(Raw records)
----
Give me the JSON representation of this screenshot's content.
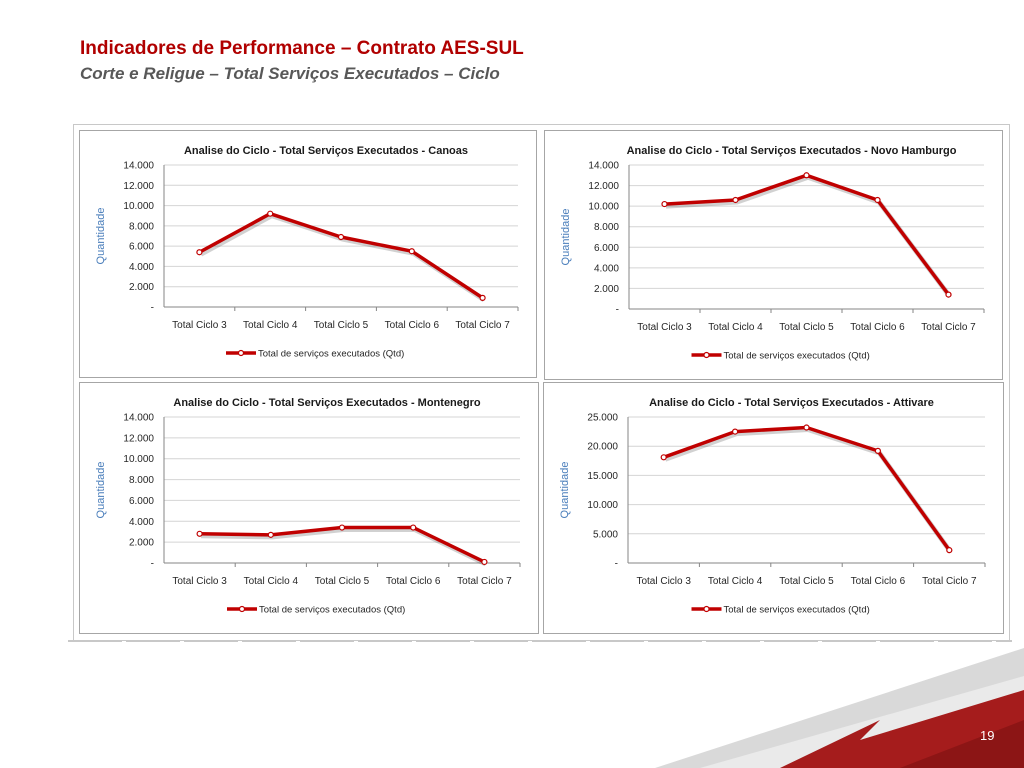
{
  "slide": {
    "title": "Indicadores de Performance – Contrato AES-SUL",
    "subtitle": "Corte e Religue – Total Serviços Executados – Ciclo",
    "page_number": "19"
  },
  "colors": {
    "title": "#b00000",
    "subtitle": "#585858",
    "series": "#c00000",
    "ylabel": "#4a7ebb",
    "footer_accent": "#9e1b1b"
  },
  "chart_data": [
    {
      "type": "line",
      "title": "Analise do Ciclo - Total  Serviços Executados - Canoas",
      "ylabel": "Quantidade",
      "xlabel": "",
      "categories": [
        "Total Ciclo 3",
        "Total Ciclo 4",
        "Total Ciclo 5",
        "Total Ciclo 6",
        "Total Ciclo 7"
      ],
      "yticks": [
        "-",
        "2.000",
        "4.000",
        "6.000",
        "8.000",
        "10.000",
        "12.000",
        "14.000"
      ],
      "ylim": [
        0,
        14000
      ],
      "grid": true,
      "legend_position": "bottom",
      "series": [
        {
          "name": "Total de serviços executados (Qtd)",
          "values": [
            5400,
            9200,
            6900,
            5500,
            900
          ]
        }
      ]
    },
    {
      "type": "line",
      "title": "Analise do Ciclo - Total  Serviços Executados - Novo Hamburgo",
      "ylabel": "Quantidade",
      "xlabel": "",
      "categories": [
        "Total Ciclo 3",
        "Total Ciclo 4",
        "Total Ciclo 5",
        "Total Ciclo 6",
        "Total Ciclo 7"
      ],
      "yticks": [
        "-",
        "2.000",
        "4.000",
        "6.000",
        "8.000",
        "10.000",
        "12.000",
        "14.000"
      ],
      "ylim": [
        0,
        14000
      ],
      "grid": true,
      "legend_position": "bottom",
      "series": [
        {
          "name": "Total de serviços executados (Qtd)",
          "values": [
            10200,
            10600,
            13000,
            10600,
            1400
          ]
        }
      ]
    },
    {
      "type": "line",
      "title": "Analise do Ciclo - Total  Serviços Executados - Montenegro",
      "ylabel": "Quantidade",
      "xlabel": "",
      "categories": [
        "Total Ciclo 3",
        "Total Ciclo 4",
        "Total Ciclo 5",
        "Total Ciclo 6",
        "Total Ciclo 7"
      ],
      "yticks": [
        "-",
        "2.000",
        "4.000",
        "6.000",
        "8.000",
        "10.000",
        "12.000",
        "14.000"
      ],
      "ylim": [
        0,
        14000
      ],
      "grid": true,
      "legend_position": "bottom",
      "series": [
        {
          "name": "Total de serviços executados (Qtd)",
          "values": [
            2800,
            2700,
            3400,
            3400,
            100
          ]
        }
      ]
    },
    {
      "type": "line",
      "title": "Analise do Ciclo - Total  Serviços Executados  - Attivare",
      "ylabel": "Quantidade",
      "xlabel": "",
      "categories": [
        "Total Ciclo 3",
        "Total Ciclo 4",
        "Total Ciclo 5",
        "Total Ciclo 6",
        "Total Ciclo 7"
      ],
      "yticks": [
        "-",
        "5.000",
        "10.000",
        "15.000",
        "20.000",
        "25.000"
      ],
      "ylim": [
        0,
        25000
      ],
      "grid": true,
      "legend_position": "bottom",
      "series": [
        {
          "name": "Total de serviços executados (Qtd)",
          "values": [
            18100,
            22500,
            23200,
            19200,
            2200
          ]
        }
      ]
    }
  ]
}
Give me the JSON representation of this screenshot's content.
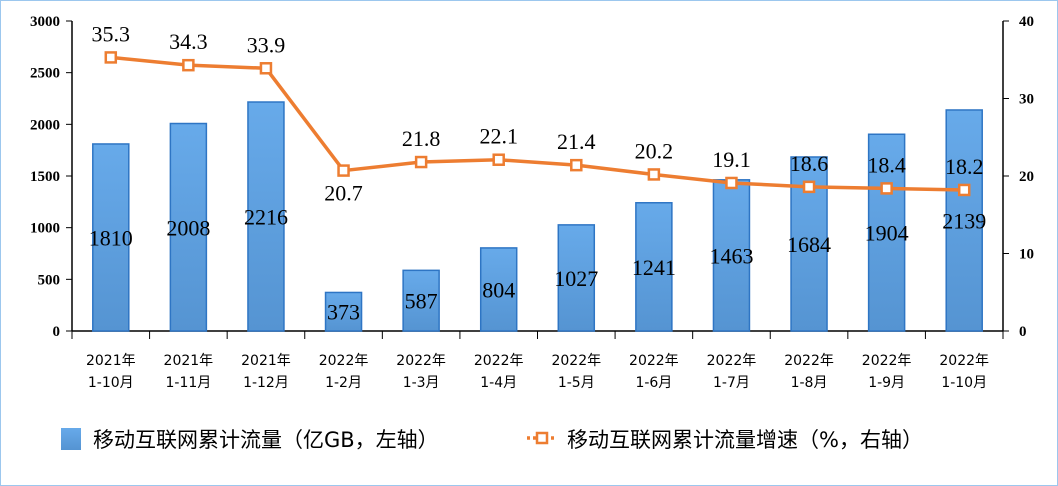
{
  "chart_data": {
    "type": "bar+line",
    "categories": [
      [
        "2021年",
        "1-10月"
      ],
      [
        "2021年",
        "1-11月"
      ],
      [
        "2021年",
        "1-12月"
      ],
      [
        "2022年",
        "1-2月"
      ],
      [
        "2022年",
        "1-3月"
      ],
      [
        "2022年",
        "1-4月"
      ],
      [
        "2022年",
        "1-5月"
      ],
      [
        "2022年",
        "1-6月"
      ],
      [
        "2022年",
        "1-7月"
      ],
      [
        "2022年",
        "1-8月"
      ],
      [
        "2022年",
        "1-9月"
      ],
      [
        "2022年",
        "1-10月"
      ]
    ],
    "series": [
      {
        "name": "移动互联网累计流量（亿GB，左轴）",
        "type": "bar",
        "axis": "left",
        "color": "#5b9bd5",
        "values": [
          1810,
          2008,
          2216,
          373,
          587,
          804,
          1027,
          1241,
          1463,
          1684,
          1904,
          2139
        ]
      },
      {
        "name": "移动互联网累计流量增速（%，右轴）",
        "type": "line",
        "axis": "right",
        "color": "#ed7d31",
        "values": [
          35.3,
          34.3,
          33.9,
          20.7,
          21.8,
          22.1,
          21.4,
          20.2,
          19.1,
          18.6,
          18.4,
          18.2
        ]
      }
    ],
    "left_axis": {
      "range": [
        0,
        3000
      ],
      "ticks": [
        0,
        500,
        1000,
        1500,
        2000,
        2500,
        3000
      ]
    },
    "right_axis": {
      "range": [
        0,
        40
      ],
      "ticks": [
        0,
        10,
        20,
        30,
        40
      ]
    },
    "grid": false,
    "legend": "bottom"
  }
}
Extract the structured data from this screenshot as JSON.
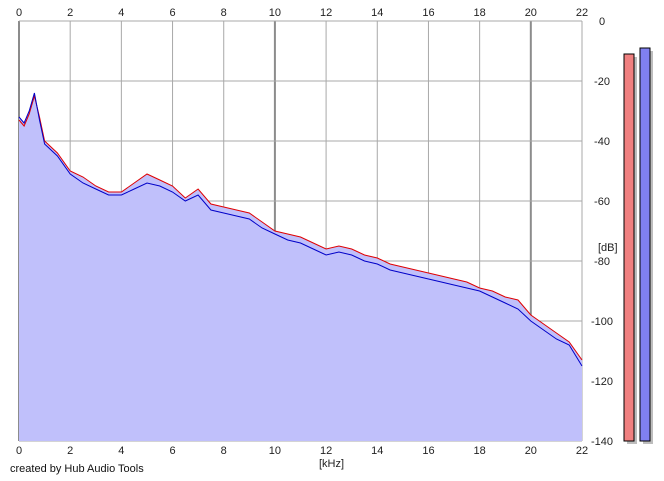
{
  "chart_data": {
    "type": "area",
    "x_unit": "[kHz]",
    "y_unit": "[dB]",
    "xlim": [
      0,
      22
    ],
    "ylim": [
      -140,
      0
    ],
    "x_ticks": [
      0,
      2,
      4,
      6,
      8,
      10,
      12,
      14,
      16,
      18,
      20,
      22
    ],
    "y_ticks": [
      0,
      -20,
      -40,
      -60,
      -80,
      -100,
      -120,
      -140
    ],
    "grid": true,
    "colors": {
      "fill": "#c0c0fb",
      "channel_a": "#e00000",
      "channel_b": "#0000c8",
      "grid": "#a8a8a8",
      "major_grid": "#8c8c8c"
    },
    "series": [
      {
        "color": "#e00000",
        "x": [
          0,
          0.2,
          0.4,
          0.6,
          0.8,
          1,
          1.5,
          2,
          2.5,
          3,
          3.5,
          4,
          4.5,
          5,
          5.5,
          6,
          6.5,
          7,
          7.5,
          8,
          8.5,
          9,
          9.5,
          10,
          10.5,
          11,
          11.5,
          12,
          12.5,
          13,
          13.5,
          14,
          14.5,
          15,
          15.5,
          16,
          16.5,
          17,
          17.5,
          18,
          18.5,
          19,
          19.5,
          20,
          20.5,
          21,
          21.5,
          22
        ],
        "y": [
          -33,
          -35,
          -31,
          -25,
          -32,
          -40,
          -44,
          -50,
          -52,
          -55,
          -57,
          -57,
          -54,
          -51,
          -53,
          -55,
          -59,
          -56,
          -61,
          -62,
          -63,
          -64,
          -67,
          -70,
          -71,
          -72,
          -74,
          -76,
          -75,
          -76,
          -78,
          -79,
          -81,
          -82,
          -83,
          -84,
          -85,
          -86,
          -87,
          -89,
          -90,
          -92,
          -93,
          -98,
          -101,
          -104,
          -107,
          -113
        ]
      },
      {
        "color": "#0000c8",
        "x": [
          0,
          0.2,
          0.4,
          0.6,
          0.8,
          1,
          1.5,
          2,
          2.5,
          3,
          3.5,
          4,
          4.5,
          5,
          5.5,
          6,
          6.5,
          7,
          7.5,
          8,
          8.5,
          9,
          9.5,
          10,
          10.5,
          11,
          11.5,
          12,
          12.5,
          13,
          13.5,
          14,
          14.5,
          15,
          15.5,
          16,
          16.5,
          17,
          17.5,
          18,
          18.5,
          19,
          19.5,
          20,
          20.5,
          21,
          21.5,
          22
        ],
        "y": [
          -32,
          -34,
          -30,
          -24,
          -33,
          -41,
          -45,
          -51,
          -54,
          -56,
          -58,
          -58,
          -56,
          -54,
          -55,
          -57,
          -60,
          -58,
          -63,
          -64,
          -65,
          -66,
          -69,
          -71,
          -73,
          -74,
          -76,
          -78,
          -77,
          -78,
          -80,
          -81,
          -83,
          -84,
          -85,
          -86,
          -87,
          -88,
          -89,
          -90,
          -92,
          -94,
          -96,
          -100,
          -103,
          -106,
          -108,
          -115
        ]
      }
    ],
    "level_meters": [
      {
        "color": "#f08080",
        "level_db": -11
      },
      {
        "color": "#8080f0",
        "level_db": -9
      }
    ]
  },
  "footer": {
    "credit": "created by Hub Audio Tools"
  }
}
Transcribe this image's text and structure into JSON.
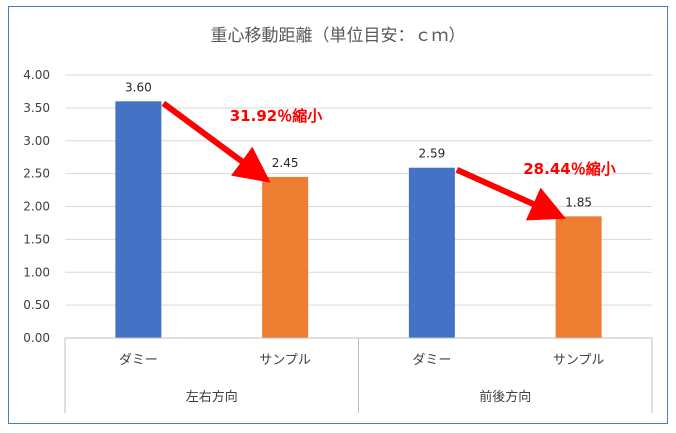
{
  "chart_data": {
    "type": "bar",
    "title": "重心移動距離（単位目安：ｃｍ）",
    "groups": [
      "左右方向",
      "前後方向"
    ],
    "categories": [
      "ダミー",
      "サンプル"
    ],
    "series": [
      {
        "values": [
          3.6,
          2.59
        ],
        "color": "#4472c4"
      },
      {
        "values": [
          2.45,
          1.85
        ],
        "color": "#ed7d31"
      }
    ],
    "value_labels": [
      [
        "3.60",
        "2.45"
      ],
      [
        "2.59",
        "1.85"
      ]
    ],
    "ylim": [
      0,
      4
    ],
    "yticks": [
      "0.00",
      "0.50",
      "1.00",
      "1.50",
      "2.00",
      "2.50",
      "3.00",
      "3.50",
      "4.00"
    ],
    "grid": true,
    "annotations": [
      {
        "text": "31.92％縮小",
        "color": "#ff0000"
      },
      {
        "text": "28.44％縮小",
        "color": "#ff0000"
      }
    ]
  }
}
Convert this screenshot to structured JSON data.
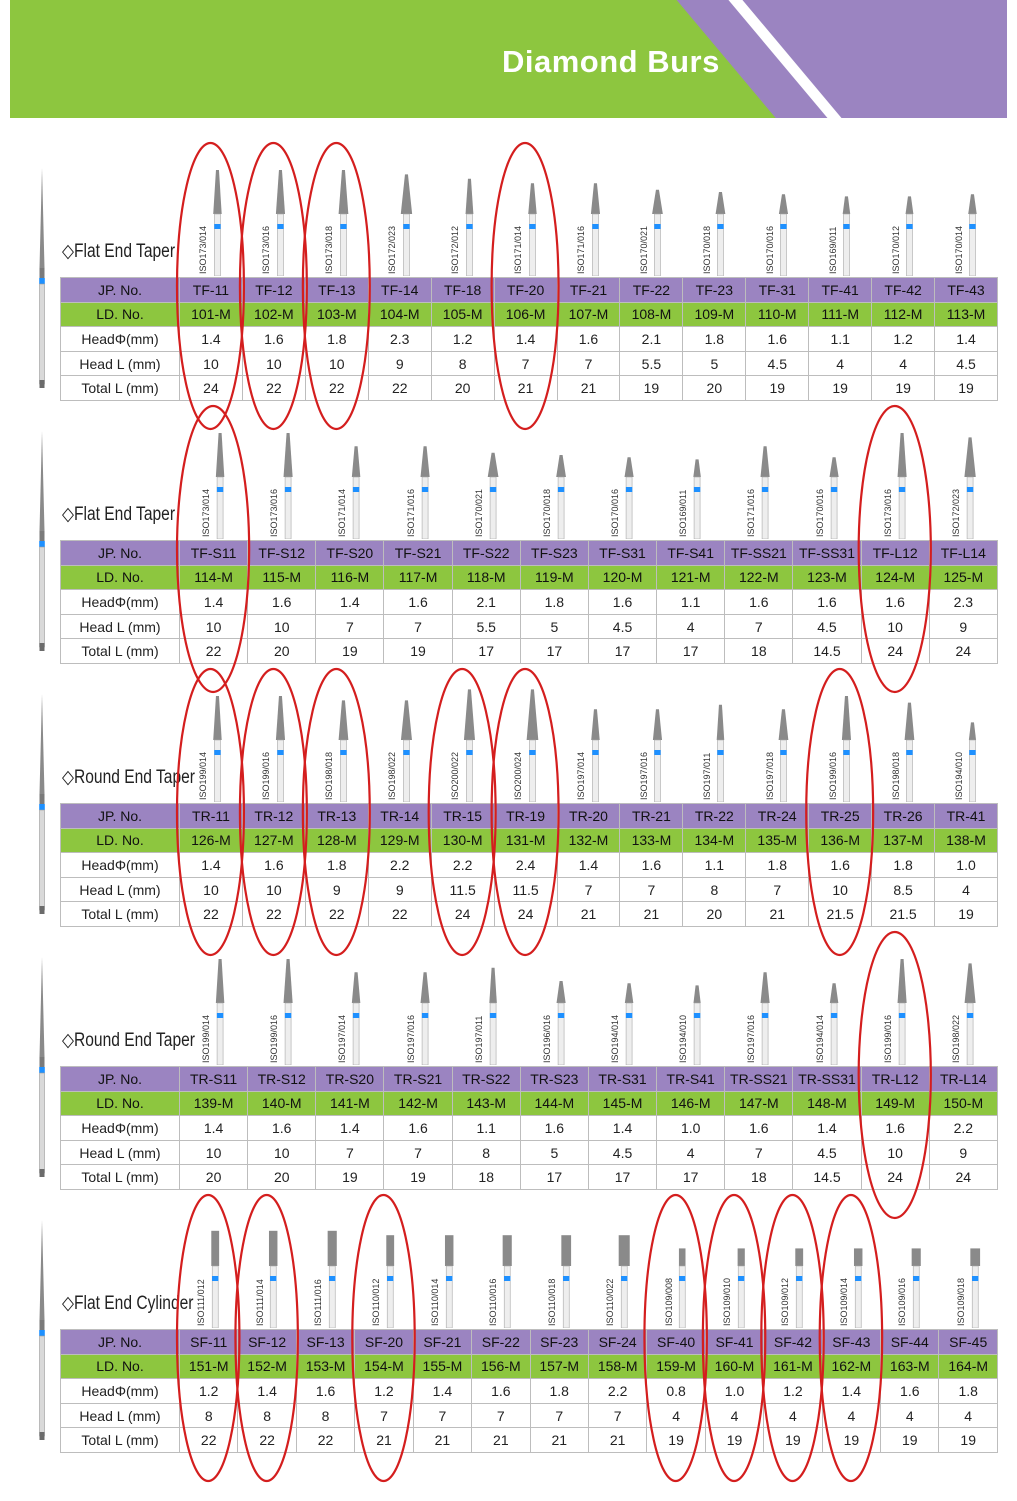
----
Problem statement - Return the lines of the records that include the string "Analise".

Result of this exercise -
      "title": "Analise do Ciclo - Total  Serviços Executados - Canoas",
      "title": "Analise do Ciclo - Total  Serviços Executados - Novo Hamburgo",
      "title": "Analise do Ciclo - Total  Serviços Executados - Montenegro",
      "title": "Analise do Ciclo - Total  Serviços Executados  - Attivare",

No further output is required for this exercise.